Output the material beneath exactly, leaving nothing out.

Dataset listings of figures
######

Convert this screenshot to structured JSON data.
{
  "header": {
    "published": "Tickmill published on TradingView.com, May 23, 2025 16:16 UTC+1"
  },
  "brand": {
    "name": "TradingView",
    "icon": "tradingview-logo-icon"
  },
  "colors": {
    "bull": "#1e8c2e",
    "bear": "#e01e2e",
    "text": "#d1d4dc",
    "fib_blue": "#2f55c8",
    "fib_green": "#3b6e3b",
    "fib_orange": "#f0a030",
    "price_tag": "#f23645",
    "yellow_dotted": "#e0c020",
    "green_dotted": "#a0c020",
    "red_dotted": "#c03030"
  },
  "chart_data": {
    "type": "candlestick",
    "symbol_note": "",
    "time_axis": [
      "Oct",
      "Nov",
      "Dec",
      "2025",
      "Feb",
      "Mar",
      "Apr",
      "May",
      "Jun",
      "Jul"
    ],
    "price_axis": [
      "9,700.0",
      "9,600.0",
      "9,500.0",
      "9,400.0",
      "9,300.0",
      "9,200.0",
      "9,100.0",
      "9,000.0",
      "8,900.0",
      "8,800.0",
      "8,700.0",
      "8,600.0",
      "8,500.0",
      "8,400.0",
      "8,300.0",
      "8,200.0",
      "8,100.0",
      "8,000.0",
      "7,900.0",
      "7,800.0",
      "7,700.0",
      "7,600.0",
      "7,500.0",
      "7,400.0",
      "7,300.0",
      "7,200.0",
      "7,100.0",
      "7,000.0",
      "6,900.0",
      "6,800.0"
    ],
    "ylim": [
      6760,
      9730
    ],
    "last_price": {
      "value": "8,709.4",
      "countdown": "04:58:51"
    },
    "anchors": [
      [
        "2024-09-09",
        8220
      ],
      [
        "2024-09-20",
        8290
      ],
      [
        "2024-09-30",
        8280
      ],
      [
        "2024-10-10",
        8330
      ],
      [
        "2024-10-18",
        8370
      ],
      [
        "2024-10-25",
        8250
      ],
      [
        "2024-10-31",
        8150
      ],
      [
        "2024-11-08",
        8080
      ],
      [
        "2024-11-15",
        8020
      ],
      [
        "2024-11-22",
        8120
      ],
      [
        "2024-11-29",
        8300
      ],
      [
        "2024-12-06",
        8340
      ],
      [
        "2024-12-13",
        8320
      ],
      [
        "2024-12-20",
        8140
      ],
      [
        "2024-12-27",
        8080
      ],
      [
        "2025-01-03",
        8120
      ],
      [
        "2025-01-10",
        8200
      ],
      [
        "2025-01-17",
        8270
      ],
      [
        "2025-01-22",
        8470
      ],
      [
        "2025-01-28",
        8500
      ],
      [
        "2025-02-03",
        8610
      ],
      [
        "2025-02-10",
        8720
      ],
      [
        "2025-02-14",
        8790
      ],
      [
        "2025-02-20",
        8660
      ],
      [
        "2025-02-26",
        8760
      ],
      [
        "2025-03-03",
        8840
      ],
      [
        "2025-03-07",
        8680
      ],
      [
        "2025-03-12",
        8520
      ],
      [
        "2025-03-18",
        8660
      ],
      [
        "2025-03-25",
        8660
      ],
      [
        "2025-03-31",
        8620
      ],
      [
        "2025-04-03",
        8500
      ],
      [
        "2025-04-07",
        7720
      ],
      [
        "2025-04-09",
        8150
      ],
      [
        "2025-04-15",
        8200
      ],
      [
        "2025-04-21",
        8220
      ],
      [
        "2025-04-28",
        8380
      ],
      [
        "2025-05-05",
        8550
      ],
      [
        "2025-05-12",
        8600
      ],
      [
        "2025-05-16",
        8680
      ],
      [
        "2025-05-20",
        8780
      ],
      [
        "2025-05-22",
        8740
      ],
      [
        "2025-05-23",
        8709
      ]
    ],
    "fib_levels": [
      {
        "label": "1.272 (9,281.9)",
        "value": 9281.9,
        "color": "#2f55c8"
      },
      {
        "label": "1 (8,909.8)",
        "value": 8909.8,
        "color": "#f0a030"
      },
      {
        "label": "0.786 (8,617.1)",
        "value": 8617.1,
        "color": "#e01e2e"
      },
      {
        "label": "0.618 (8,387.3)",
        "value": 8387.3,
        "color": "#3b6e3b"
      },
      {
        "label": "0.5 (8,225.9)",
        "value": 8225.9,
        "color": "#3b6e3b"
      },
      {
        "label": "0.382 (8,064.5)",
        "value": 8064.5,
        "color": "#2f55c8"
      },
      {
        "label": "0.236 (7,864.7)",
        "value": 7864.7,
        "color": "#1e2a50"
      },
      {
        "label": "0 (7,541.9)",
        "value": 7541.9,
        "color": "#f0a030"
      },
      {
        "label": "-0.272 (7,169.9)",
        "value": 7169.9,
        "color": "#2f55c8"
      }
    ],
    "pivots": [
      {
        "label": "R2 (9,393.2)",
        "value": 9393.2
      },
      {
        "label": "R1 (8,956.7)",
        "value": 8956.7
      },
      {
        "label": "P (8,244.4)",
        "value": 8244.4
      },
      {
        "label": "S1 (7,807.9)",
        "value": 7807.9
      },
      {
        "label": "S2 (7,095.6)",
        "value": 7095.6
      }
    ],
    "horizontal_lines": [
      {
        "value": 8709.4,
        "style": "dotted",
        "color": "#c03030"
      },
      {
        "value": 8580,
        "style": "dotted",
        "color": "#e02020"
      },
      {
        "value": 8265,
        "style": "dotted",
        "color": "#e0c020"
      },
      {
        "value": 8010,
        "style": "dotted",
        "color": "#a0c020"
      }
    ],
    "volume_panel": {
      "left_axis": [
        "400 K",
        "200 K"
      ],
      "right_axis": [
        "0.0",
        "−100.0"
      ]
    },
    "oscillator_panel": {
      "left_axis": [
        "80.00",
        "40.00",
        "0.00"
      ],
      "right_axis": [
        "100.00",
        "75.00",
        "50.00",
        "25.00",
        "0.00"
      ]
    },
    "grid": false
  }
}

######

Result for this exercise
Convert this screenshot to structured JSON data.
{
  "header": {
    "published": "Tickmill published on TradingView.com, May 23, 2025 16:16 UTC+1"
  },
  "brand": {
    "name": "TradingView",
    "icon": "tradingview-logo-icon"
  },
  "colors": {
    "bull": "#1e8c2e",
    "bear": "#e01e2e",
    "text": "#d1d4dc",
    "fib_blue": "#2f55c8",
    "fib_green": "#3b6e3b",
    "fib_orange": "#f0a030",
    "price_tag": "#f23645",
    "yellow_dotted": "#e0c020",
    "green_dotted": "#a0c020",
    "red_dotted": "#c03030"
  },
  "chart_data": {
    "type": "candlestick",
    "symbol_note": "",
    "time_axis": [
      "Oct",
      "Nov",
      "Dec",
      "2025",
      "Feb",
      "Mar",
      "Apr",
      "May",
      "Jun",
      "Jul"
    ],
    "price_axis": [
      "9,700.0",
      "9,600.0",
      "9,500.0",
      "9,400.0",
      "9,300.0",
      "9,200.0",
      "9,100.0",
      "9,000.0",
      "8,900.0",
      "8,800.0",
      "8,700.0",
      "8,600.0",
      "8,500.0",
      "8,400.0",
      "8,300.0",
      "8,200.0",
      "8,100.0",
      "8,000.0",
      "7,900.0",
      "7,800.0",
      "7,700.0",
      "7,600.0",
      "7,500.0",
      "7,400.0",
      "7,300.0",
      "7,200.0",
      "7,100.0",
      "7,000.0",
      "6,900.0",
      "6,800.0"
    ],
    "ylim": [
      6760,
      9730
    ],
    "last_price": {
      "value": "8,709.4",
      "countdown": "04:58:51"
    },
    "anchors": [
      [
        "2024-09-09",
        8220
      ],
      [
        "2024-09-20",
        8290
      ],
      [
        "2024-09-30",
        8280
      ],
      [
        "2024-10-10",
        8330
      ],
      [
        "2024-10-18",
        8370
      ],
      [
        "2024-10-25",
        8250
      ],
      [
        "2024-10-31",
        8150
      ],
      [
        "2024-11-08",
        8080
      ],
      [
        "2024-11-15",
        8020
      ],
      [
        "2024-11-22",
        8120
      ],
      [
        "2024-11-29",
        8300
      ],
      [
        "2024-12-06",
        8340
      ],
      [
        "2024-12-13",
        8320
      ],
      [
        "2024-12-20",
        8140
      ],
      [
        "2024-12-27",
        8080
      ],
      [
        "2025-01-03",
        8120
      ],
      [
        "2025-01-10",
        8200
      ],
      [
        "2025-01-17",
        8270
      ],
      [
        "2025-01-22",
        8470
      ],
      [
        "2025-01-28",
        8500
      ],
      [
        "2025-02-03",
        8610
      ],
      [
        "2025-02-10",
        8720
      ],
      [
        "2025-02-14",
        8790
      ],
      [
        "2025-02-20",
        8660
      ],
      [
        "2025-02-26",
        8760
      ],
      [
        "2025-03-03",
        8840
      ],
      [
        "2025-03-07",
        8680
      ],
      [
        "2025-03-12",
        8520
      ],
      [
        "2025-03-18",
        8660
      ],
      [
        "2025-03-25",
        8660
      ],
      [
        "2025-03-31",
        8620
      ],
      [
        "2025-04-03",
        8500
      ],
      [
        "2025-04-07",
        7720
      ],
      [
        "2025-04-09",
        8150
      ],
      [
        "2025-04-15",
        8200
      ],
      [
        "2025-04-21",
        8220
      ],
      [
        "2025-04-28",
        8380
      ],
      [
        "2025-05-05",
        8550
      ],
      [
        "2025-05-12",
        8600
      ],
      [
        "2025-05-16",
        8680
      ],
      [
        "2025-05-20",
        8780
      ],
      [
        "2025-05-22",
        8740
      ],
      [
        "2025-05-23",
        8709
      ]
    ],
    "fib_levels": [
      {
        "label": "1.272 (9,281.9)",
        "value": 9281.9,
        "color": "#2f55c8"
      },
      {
        "label": "1 (8,909.8)",
        "value": 8909.8,
        "color": "#f0a030"
      },
      {
        "label": "0.786 (8,617.1)",
        "value": 8617.1,
        "color": "#e01e2e"
      },
      {
        "label": "0.618 (8,387.3)",
        "value": 8387.3,
        "color": "#3b6e3b"
      },
      {
        "label": "0.5 (8,225.9)",
        "value": 8225.9,
        "color": "#3b6e3b"
      },
      {
        "label": "0.382 (8,064.5)",
        "value": 8064.5,
        "color": "#2f55c8"
      },
      {
        "label": "0.236 (7,864.7)",
        "value": 7864.7,
        "color": "#1e2a50"
      },
      {
        "label": "0 (7,541.9)",
        "value": 7541.9,
        "color": "#f0a030"
      },
      {
        "label": "-0.272 (7,169.9)",
        "value": 7169.9,
        "color": "#2f55c8"
      }
    ],
    "pivots": [
      {
        "label": "R2 (9,393.2)",
        "value": 9393.2
      },
      {
        "label": "R1 (8,956.7)",
        "value": 8956.7
      },
      {
        "label": "P (8,244.4)",
        "value": 8244.4
      },
      {
        "label": "S1 (7,807.9)",
        "value": 7807.9
      },
      {
        "label": "S2 (7,095.6)",
        "value": 7095.6
      }
    ],
    "horizontal_lines": [
      {
        "value": 8709.4,
        "style": "dotted",
        "color": "#c03030"
      },
      {
        "value": 8580,
        "style": "dotted",
        "color": "#e02020"
      },
      {
        "value": 8265,
        "style": "dotted",
        "color": "#e0c020"
      },
      {
        "value": 8010,
        "style": "dotted",
        "color": "#a0c020"
      }
    ],
    "volume_panel": {
      "left_axis": [
        "400 K",
        "200 K"
      ],
      "right_axis": [
        "0.0",
        "−100.0"
      ]
    },
    "oscillator_panel": {
      "left_axis": [
        "80.00",
        "40.00",
        "0.00"
      ],
      "right_axis": [
        "100.00",
        "75.00",
        "50.00",
        "25.00",
        "0.00"
      ]
    },
    "grid": false
  }
}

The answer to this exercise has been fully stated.